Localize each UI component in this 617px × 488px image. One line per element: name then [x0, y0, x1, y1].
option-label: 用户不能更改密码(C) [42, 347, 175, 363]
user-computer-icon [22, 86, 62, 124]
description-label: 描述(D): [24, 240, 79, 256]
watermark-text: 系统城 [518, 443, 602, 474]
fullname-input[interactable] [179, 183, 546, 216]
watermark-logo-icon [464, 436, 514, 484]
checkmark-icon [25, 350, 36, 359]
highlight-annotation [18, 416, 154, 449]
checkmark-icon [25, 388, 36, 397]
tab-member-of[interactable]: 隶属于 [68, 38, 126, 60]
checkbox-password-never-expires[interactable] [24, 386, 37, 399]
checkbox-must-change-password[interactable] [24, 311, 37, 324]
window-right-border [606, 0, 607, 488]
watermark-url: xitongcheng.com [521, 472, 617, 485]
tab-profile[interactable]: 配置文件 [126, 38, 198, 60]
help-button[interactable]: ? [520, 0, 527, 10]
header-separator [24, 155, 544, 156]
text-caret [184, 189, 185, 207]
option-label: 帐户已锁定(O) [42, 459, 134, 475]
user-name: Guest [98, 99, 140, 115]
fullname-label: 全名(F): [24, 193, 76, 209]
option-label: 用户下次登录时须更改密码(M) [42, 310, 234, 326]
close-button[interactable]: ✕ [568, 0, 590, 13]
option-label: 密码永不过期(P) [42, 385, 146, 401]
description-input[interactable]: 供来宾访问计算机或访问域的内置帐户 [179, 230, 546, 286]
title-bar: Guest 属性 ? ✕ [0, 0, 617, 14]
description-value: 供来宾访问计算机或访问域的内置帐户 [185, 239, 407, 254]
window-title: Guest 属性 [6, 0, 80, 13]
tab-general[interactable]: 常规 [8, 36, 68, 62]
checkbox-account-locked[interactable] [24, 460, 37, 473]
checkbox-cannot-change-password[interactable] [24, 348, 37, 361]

= = = =

Recast the material above as a Markdown table with the columns Position and Text, numbering each row and omitting any blank lines.

_TASK RESULT_:
| Position | Text |
|---|---|
| 1 | Localize each UI component in this 617px × 488px image. One line per element: name then [x0, y0, x1, y1]. |
| 2 | option-label: 用户不能更改密码(C) [42, 347, 175, 363] |
| 3 | user-computer-icon [22, 86, 62, 124] |
| 4 | description-label: 描述(D): [24, 240, 79, 256] |
| 5 | watermark-text: 系统城 [518, 443, 602, 474] |
| 6 | fullname-input[interactable] [179, 183, 546, 216] |
| 7 | watermark-logo-icon [464, 436, 514, 484] |
| 8 | checkmark-icon [25, 350, 36, 359] |
| 9 | highlight-annotation [18, 416, 154, 449] |
| 10 | checkmark-icon [25, 388, 36, 397] |
| 11 | tab-member-of[interactable]: 隶属于 [68, 38, 126, 60] |
| 12 | checkbox-password-never-expires[interactable] [24, 386, 37, 399] |
| 13 | checkbox-must-change-password[interactable] [24, 311, 37, 324] |
| 14 | window-right-border [606, 0, 607, 488] |
| 15 | watermark-url: xitongcheng.com [521, 472, 617, 485] |
| 16 | tab-profile[interactable]: 配置文件 [126, 38, 198, 60] |
| 17 | help-button[interactable]: ? [520, 0, 527, 10] |
| 18 | header-separator [24, 155, 544, 156] |
| 19 | text-caret [184, 189, 185, 207] |
| 20 | option-label: 帐户已锁定(O) [42, 459, 134, 475] |
| 21 | user-name: Guest [98, 99, 140, 115] |
| 22 | fullname-label: 全名(F): [24, 193, 76, 209] |
| 23 | option-label: 用户下次登录时须更改密码(M) [42, 310, 234, 326] |
| 24 | close-button[interactable]: ✕ [568, 0, 590, 13] |
| 25 | option-label: 密码永不过期(P) [42, 385, 146, 401] |
| 26 | description-input[interactable]: 供来宾访问计算机或访问域的内置帐户 [179, 230, 546, 286] |
| 27 | title-bar: Guest 属性 ? ✕ [0, 0, 617, 14] |
| 28 | description-value: 供来宾访问计算机或访问域的内置帐户 [185, 239, 407, 254] |
| 29 | window-title: Guest 属性 [6, 0, 80, 13] |
| 30 | tab-general[interactable]: 常规 [8, 36, 68, 62] |
| 31 | checkbox-account-locked[interactable] [24, 460, 37, 473] |
| 32 | checkbox-cannot-change-password[interactable] [24, 348, 37, 361] |